> PROBLEM STATEMENT:
Output all entries verbatim. Skip pictures.

------ EXERCISE MATERIAL ------

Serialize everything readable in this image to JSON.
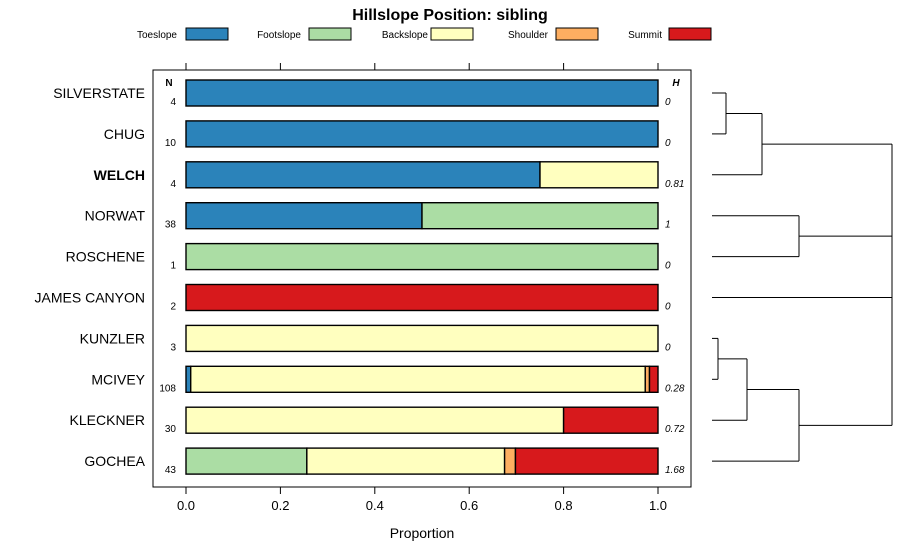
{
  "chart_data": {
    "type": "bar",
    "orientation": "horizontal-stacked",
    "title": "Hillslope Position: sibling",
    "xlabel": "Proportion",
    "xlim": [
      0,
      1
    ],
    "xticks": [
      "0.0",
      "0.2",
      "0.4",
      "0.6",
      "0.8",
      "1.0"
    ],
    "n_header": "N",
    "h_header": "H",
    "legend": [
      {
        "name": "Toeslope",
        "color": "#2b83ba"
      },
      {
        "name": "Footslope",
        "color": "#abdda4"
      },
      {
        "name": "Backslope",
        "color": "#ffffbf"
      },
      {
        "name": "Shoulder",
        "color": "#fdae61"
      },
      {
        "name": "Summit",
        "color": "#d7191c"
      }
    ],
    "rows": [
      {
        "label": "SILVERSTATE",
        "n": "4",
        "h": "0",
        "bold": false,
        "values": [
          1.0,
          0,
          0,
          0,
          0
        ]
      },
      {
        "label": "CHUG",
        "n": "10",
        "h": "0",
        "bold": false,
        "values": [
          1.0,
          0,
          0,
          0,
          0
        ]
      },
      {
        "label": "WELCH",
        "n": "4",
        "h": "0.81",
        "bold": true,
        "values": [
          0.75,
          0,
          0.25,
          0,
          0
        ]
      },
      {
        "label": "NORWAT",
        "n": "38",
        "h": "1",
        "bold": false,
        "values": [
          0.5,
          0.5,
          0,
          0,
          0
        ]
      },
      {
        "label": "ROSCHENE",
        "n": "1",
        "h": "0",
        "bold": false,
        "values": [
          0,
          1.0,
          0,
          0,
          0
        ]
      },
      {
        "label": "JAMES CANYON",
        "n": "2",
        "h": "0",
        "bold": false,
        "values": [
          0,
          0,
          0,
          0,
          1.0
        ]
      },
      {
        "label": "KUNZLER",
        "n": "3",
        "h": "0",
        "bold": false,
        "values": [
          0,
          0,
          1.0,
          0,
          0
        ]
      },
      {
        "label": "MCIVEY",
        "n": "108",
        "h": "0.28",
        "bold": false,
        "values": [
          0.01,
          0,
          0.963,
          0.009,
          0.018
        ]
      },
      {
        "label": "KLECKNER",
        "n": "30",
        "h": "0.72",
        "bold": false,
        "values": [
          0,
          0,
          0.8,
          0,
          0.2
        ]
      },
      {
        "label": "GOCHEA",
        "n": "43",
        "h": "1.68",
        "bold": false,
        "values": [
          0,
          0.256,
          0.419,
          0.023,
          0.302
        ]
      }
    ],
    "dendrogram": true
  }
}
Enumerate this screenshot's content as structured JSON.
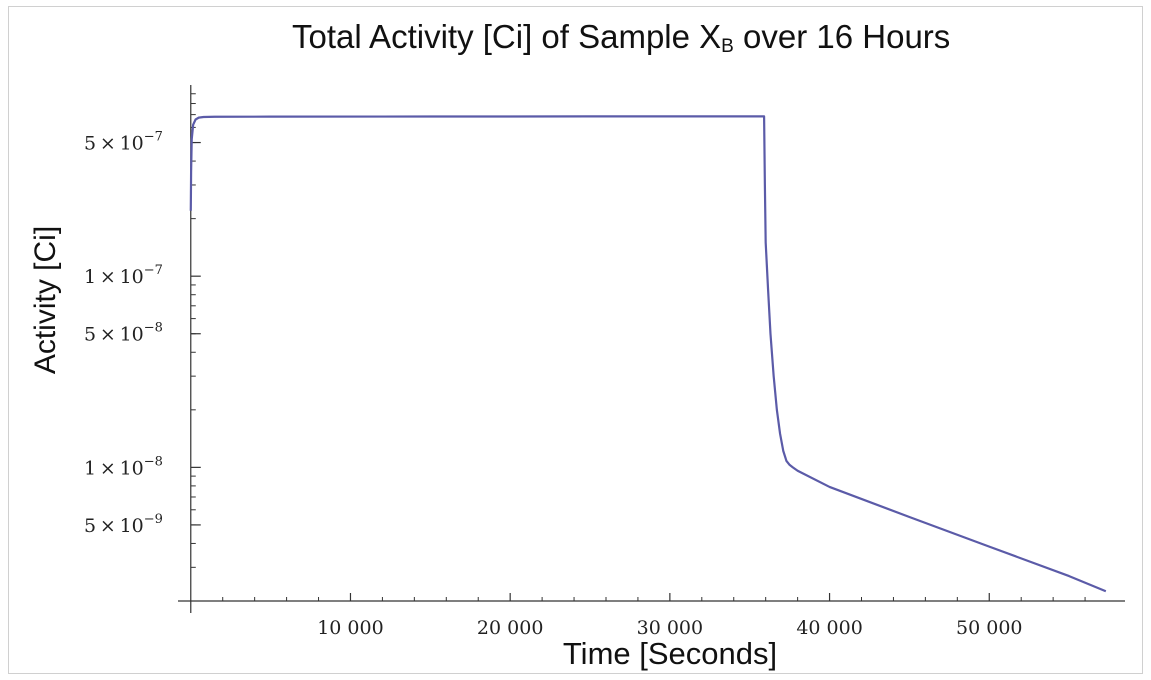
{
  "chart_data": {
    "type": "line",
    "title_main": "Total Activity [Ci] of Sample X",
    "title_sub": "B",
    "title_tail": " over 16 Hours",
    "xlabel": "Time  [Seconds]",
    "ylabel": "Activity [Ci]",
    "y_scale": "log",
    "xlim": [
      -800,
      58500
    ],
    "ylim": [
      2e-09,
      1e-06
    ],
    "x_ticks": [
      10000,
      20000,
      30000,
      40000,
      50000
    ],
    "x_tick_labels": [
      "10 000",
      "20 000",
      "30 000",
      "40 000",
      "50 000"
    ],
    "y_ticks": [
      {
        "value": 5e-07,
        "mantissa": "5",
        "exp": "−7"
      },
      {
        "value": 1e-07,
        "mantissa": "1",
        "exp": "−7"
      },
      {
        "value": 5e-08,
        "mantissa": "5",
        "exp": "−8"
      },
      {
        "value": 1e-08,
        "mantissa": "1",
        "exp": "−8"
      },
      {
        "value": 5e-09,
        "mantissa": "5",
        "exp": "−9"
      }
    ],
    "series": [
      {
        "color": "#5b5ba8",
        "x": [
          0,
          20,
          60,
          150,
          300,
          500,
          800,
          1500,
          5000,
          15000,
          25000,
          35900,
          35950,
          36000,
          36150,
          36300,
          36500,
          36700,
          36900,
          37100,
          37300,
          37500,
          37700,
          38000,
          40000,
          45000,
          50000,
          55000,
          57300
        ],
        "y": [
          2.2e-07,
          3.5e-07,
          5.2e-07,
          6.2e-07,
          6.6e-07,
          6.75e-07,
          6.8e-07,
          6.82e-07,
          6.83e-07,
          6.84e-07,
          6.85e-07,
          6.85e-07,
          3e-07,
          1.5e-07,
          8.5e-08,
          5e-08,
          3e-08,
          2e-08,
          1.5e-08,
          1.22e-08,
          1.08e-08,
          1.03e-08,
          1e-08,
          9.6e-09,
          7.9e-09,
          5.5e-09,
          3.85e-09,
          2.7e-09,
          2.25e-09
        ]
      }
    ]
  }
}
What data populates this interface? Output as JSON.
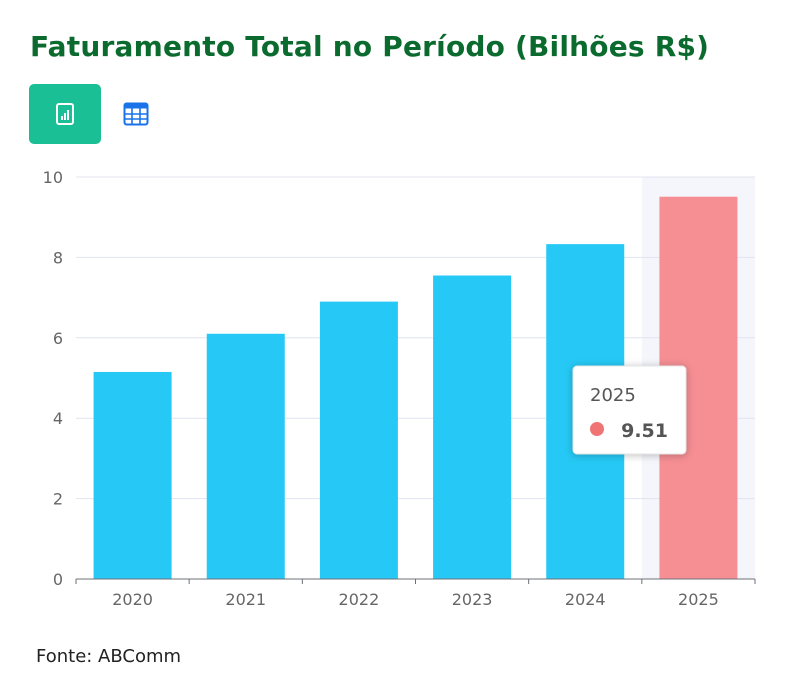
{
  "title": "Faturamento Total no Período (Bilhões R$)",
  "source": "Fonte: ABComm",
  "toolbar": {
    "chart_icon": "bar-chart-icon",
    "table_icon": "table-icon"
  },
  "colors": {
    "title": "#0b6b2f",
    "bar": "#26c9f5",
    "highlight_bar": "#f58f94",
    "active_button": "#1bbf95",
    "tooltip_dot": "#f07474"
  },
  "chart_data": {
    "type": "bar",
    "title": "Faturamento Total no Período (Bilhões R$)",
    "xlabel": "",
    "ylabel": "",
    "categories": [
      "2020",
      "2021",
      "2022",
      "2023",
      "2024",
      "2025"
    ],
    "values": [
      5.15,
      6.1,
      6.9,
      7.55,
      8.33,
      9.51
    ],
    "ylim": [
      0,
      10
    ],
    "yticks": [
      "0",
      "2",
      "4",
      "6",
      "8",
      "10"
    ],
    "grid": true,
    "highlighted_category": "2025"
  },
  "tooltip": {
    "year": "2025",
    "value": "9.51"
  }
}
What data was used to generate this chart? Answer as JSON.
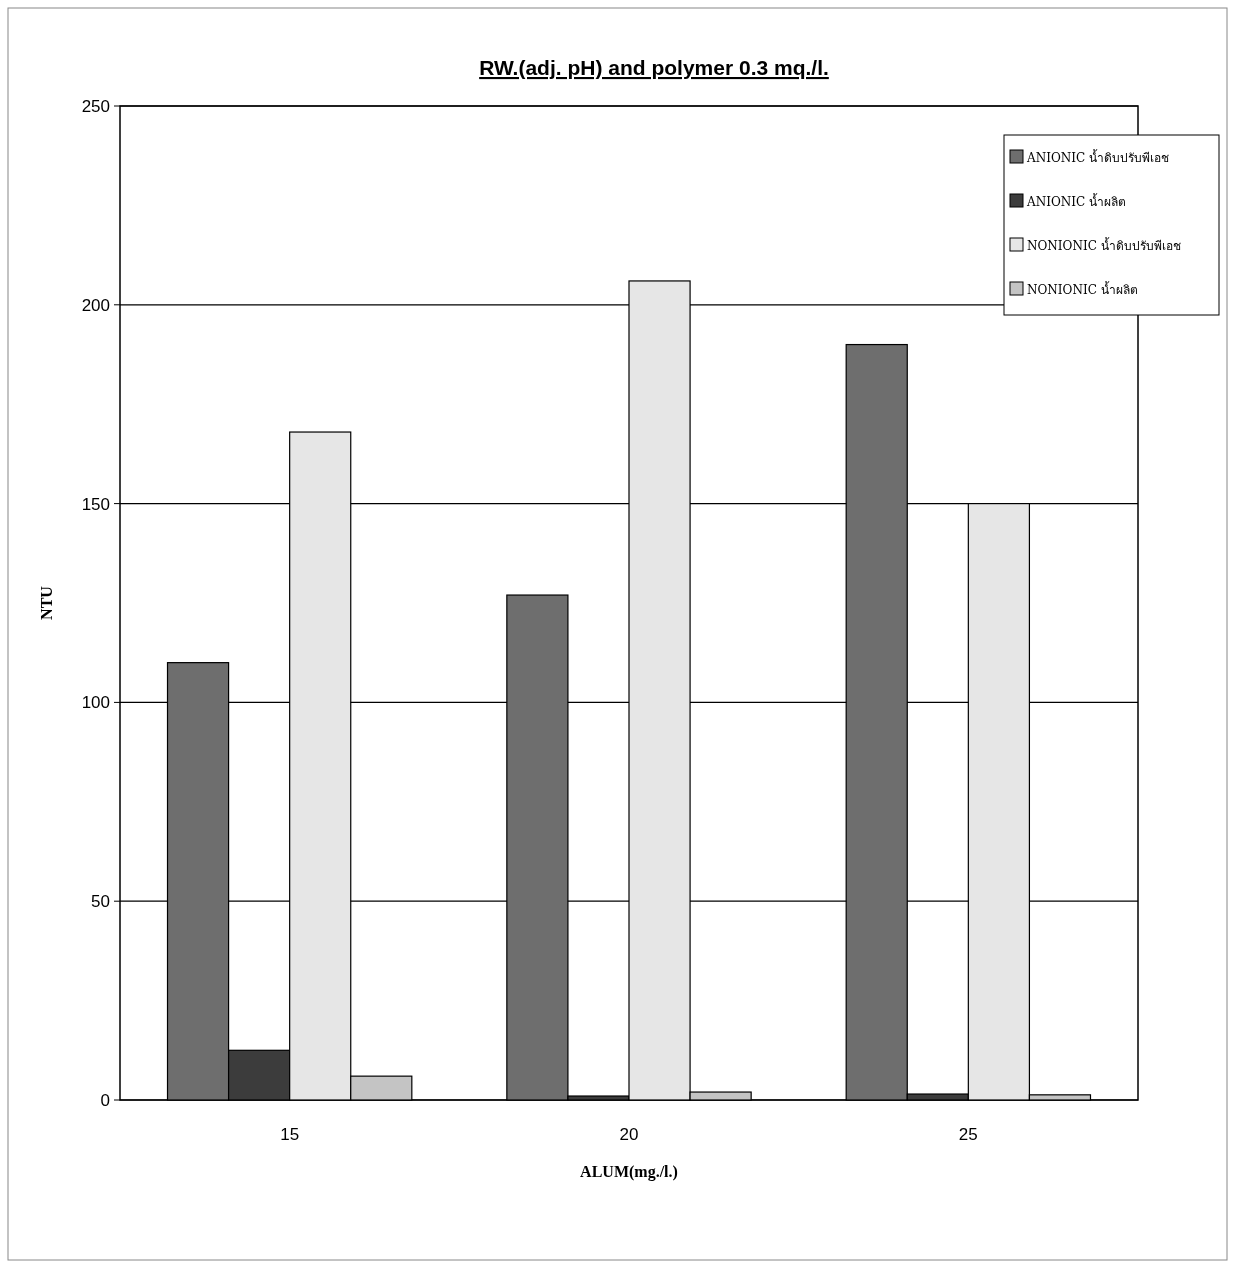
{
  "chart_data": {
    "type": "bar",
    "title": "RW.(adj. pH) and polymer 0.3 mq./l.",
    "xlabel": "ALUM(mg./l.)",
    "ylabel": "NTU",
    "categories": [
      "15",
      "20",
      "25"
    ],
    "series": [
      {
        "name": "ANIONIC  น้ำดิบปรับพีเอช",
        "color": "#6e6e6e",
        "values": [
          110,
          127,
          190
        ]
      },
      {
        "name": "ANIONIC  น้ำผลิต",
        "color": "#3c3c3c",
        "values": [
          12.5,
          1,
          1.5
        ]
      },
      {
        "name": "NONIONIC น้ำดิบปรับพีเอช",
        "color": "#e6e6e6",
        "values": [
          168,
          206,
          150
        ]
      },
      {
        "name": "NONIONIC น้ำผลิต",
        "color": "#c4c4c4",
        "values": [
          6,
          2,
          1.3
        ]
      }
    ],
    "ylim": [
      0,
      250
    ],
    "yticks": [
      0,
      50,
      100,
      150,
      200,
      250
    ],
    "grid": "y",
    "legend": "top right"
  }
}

------

> RESPONSE:
Serialize everything readable in this image to JSON.
{
  "chart_data": {
    "type": "bar",
    "orientation": "horizontal-stacked",
    "title": "Hillslope Position: sibling",
    "xlabel": "Proportion",
    "xlim": [
      0,
      1
    ],
    "xticks": [
      "0.0",
      "0.2",
      "0.4",
      "0.6",
      "0.8",
      "1.0"
    ],
    "n_header": "N",
    "h_header": "H",
    "legend": [
      {
        "name": "Toeslope",
        "color": "#2b83ba"
      },
      {
        "name": "Footslope",
        "color": "#abdda4"
      },
      {
        "name": "Backslope",
        "color": "#ffffbf"
      },
      {
        "name": "Shoulder",
        "color": "#fdae61"
      },
      {
        "name": "Summit",
        "color": "#d7191c"
      }
    ],
    "rows": [
      {
        "label": "SILVERSTATE",
        "n": "4",
        "h": "0",
        "bold": false,
        "values": [
          1.0,
          0,
          0,
          0,
          0
        ]
      },
      {
        "label": "CHUG",
        "n": "10",
        "h": "0",
        "bold": false,
        "values": [
          1.0,
          0,
          0,
          0,
          0
        ]
      },
      {
        "label": "WELCH",
        "n": "4",
        "h": "0.81",
        "bold": true,
        "values": [
          0.75,
          0,
          0.25,
          0,
          0
        ]
      },
      {
        "label": "NORWAT",
        "n": "38",
        "h": "1",
        "bold": false,
        "values": [
          0.5,
          0.5,
          0,
          0,
          0
        ]
      },
      {
        "label": "ROSCHENE",
        "n": "1",
        "h": "0",
        "bold": false,
        "values": [
          0,
          1.0,
          0,
          0,
          0
        ]
      },
      {
        "label": "JAMES CANYON",
        "n": "2",
        "h": "0",
        "bold": false,
        "values": [
          0,
          0,
          0,
          0,
          1.0
        ]
      },
      {
        "label": "KUNZLER",
        "n": "3",
        "h": "0",
        "bold": false,
        "values": [
          0,
          0,
          1.0,
          0,
          0
        ]
      },
      {
        "label": "MCIVEY",
        "n": "108",
        "h": "0.28",
        "bold": false,
        "values": [
          0.01,
          0,
          0.963,
          0.009,
          0.018
        ]
      },
      {
        "label": "KLECKNER",
        "n": "30",
        "h": "0.72",
        "bold": false,
        "values": [
          0,
          0,
          0.8,
          0,
          0.2
        ]
      },
      {
        "label": "GOCHEA",
        "n": "43",
        "h": "1.68",
        "bold": false,
        "values": [
          0,
          0.256,
          0.419,
          0.023,
          0.302
        ]
      }
    ],
    "dendrogram": true
  }
}
Enumerate this screenshot's content as structured JSON.
{
  "chart_data": {
    "type": "line",
    "title_main": "Total Activity [Ci] of Sample X",
    "title_sub": "B",
    "title_tail": " over 16 Hours",
    "xlabel": "Time  [Seconds]",
    "ylabel": "Activity [Ci]",
    "y_scale": "log",
    "xlim": [
      -800,
      58500
    ],
    "ylim": [
      2e-09,
      1e-06
    ],
    "x_ticks": [
      10000,
      20000,
      30000,
      40000,
      50000
    ],
    "x_tick_labels": [
      "10 000",
      "20 000",
      "30 000",
      "40 000",
      "50 000"
    ],
    "y_ticks": [
      {
        "value": 5e-07,
        "mantissa": "5",
        "exp": "−7"
      },
      {
        "value": 1e-07,
        "mantissa": "1",
        "exp": "−7"
      },
      {
        "value": 5e-08,
        "mantissa": "5",
        "exp": "−8"
      },
      {
        "value": 1e-08,
        "mantissa": "1",
        "exp": "−8"
      },
      {
        "value": 5e-09,
        "mantissa": "5",
        "exp": "−9"
      }
    ],
    "series": [
      {
        "color": "#5b5ba8",
        "x": [
          0,
          20,
          60,
          150,
          300,
          500,
          800,
          1500,
          5000,
          15000,
          25000,
          35900,
          35950,
          36000,
          36150,
          36300,
          36500,
          36700,
          36900,
          37100,
          37300,
          37500,
          37700,
          38000,
          40000,
          45000,
          50000,
          55000,
          57300
        ],
        "y": [
          2.2e-07,
          3.5e-07,
          5.2e-07,
          6.2e-07,
          6.6e-07,
          6.75e-07,
          6.8e-07,
          6.82e-07,
          6.83e-07,
          6.84e-07,
          6.85e-07,
          6.85e-07,
          3e-07,
          1.5e-07,
          8.5e-08,
          5e-08,
          3e-08,
          2e-08,
          1.5e-08,
          1.22e-08,
          1.08e-08,
          1.03e-08,
          1e-08,
          9.6e-09,
          7.9e-09,
          5.5e-09,
          3.85e-09,
          2.7e-09,
          2.25e-09
        ]
      }
    ]
  }
}
What data populates this interface? Output as JSON.
{
  "title": "Faturamento Total no Período (Bilhões R$)",
  "source": "Fonte: ABComm",
  "toolbar": {
    "chart_icon": "bar-chart-icon",
    "table_icon": "table-icon"
  },
  "colors": {
    "title": "#0b6b2f",
    "bar": "#26c9f5",
    "highlight_bar": "#f58f94",
    "active_button": "#1bbf95",
    "tooltip_dot": "#f07474"
  },
  "chart_data": {
    "type": "bar",
    "title": "Faturamento Total no Período (Bilhões R$)",
    "xlabel": "",
    "ylabel": "",
    "categories": [
      "2020",
      "2021",
      "2022",
      "2023",
      "2024",
      "2025"
    ],
    "values": [
      5.15,
      6.1,
      6.9,
      7.55,
      8.33,
      9.51
    ],
    "ylim": [
      0,
      10
    ],
    "yticks": [
      "0",
      "2",
      "4",
      "6",
      "8",
      "10"
    ],
    "grid": true,
    "highlighted_category": "2025"
  },
  "tooltip": {
    "year": "2025",
    "value": "9.51"
  }
}
What data was used to generate this chart? Answer as JSON.
{
  "chart_data": {
    "type": "bar",
    "title": "RW.(adj. pH) and polymer 0.3 mq./l.",
    "xlabel": "ALUM(mg./l.)",
    "ylabel": "NTU",
    "categories": [
      "15",
      "20",
      "25"
    ],
    "series": [
      {
        "name": "ANIONIC  น้ำดิบปรับพีเอช",
        "color": "#6e6e6e",
        "values": [
          110,
          127,
          190
        ]
      },
      {
        "name": "ANIONIC  น้ำผลิต",
        "color": "#3c3c3c",
        "values": [
          12.5,
          1,
          1.5
        ]
      },
      {
        "name": "NONIONIC น้ำดิบปรับพีเอช",
        "color": "#e6e6e6",
        "values": [
          168,
          206,
          150
        ]
      },
      {
        "name": "NONIONIC น้ำผลิต",
        "color": "#c4c4c4",
        "values": [
          6,
          2,
          1.3
        ]
      }
    ],
    "ylim": [
      0,
      250
    ],
    "yticks": [
      0,
      50,
      100,
      150,
      200,
      250
    ],
    "grid": "y",
    "legend": "top right"
  }
}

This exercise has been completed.